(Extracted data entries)
-.-.-
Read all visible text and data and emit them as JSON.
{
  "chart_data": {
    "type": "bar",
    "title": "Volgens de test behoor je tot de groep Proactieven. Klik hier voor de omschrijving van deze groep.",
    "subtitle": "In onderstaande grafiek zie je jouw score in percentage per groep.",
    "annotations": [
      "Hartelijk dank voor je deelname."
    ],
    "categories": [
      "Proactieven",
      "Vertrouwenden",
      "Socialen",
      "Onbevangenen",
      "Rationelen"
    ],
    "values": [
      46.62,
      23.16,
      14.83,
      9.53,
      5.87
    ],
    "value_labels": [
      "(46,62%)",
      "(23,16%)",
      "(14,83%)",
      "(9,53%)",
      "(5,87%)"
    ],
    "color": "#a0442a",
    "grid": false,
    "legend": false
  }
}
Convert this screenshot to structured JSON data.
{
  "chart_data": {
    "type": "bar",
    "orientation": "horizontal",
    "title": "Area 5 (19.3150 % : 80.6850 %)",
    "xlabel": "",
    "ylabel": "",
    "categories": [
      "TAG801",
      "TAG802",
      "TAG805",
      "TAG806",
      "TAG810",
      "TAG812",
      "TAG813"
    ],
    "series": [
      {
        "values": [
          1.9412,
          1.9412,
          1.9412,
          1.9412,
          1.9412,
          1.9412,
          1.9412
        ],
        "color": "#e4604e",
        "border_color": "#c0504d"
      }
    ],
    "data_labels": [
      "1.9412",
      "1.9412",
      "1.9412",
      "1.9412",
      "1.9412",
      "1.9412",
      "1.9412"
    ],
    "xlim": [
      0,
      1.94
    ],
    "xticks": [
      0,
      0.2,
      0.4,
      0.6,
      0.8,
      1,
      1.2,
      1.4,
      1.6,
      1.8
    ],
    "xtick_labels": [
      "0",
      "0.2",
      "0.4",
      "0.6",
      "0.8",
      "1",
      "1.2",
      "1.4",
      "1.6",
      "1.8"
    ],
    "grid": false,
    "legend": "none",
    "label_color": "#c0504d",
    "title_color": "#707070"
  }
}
-.-.-
| What is needed |
Where a line in the entries holds the word "JSON", copy that line.

| Exercise output |
Read all visible text and data and emit them as JSON.
Convert this screenshot to structured JSON data.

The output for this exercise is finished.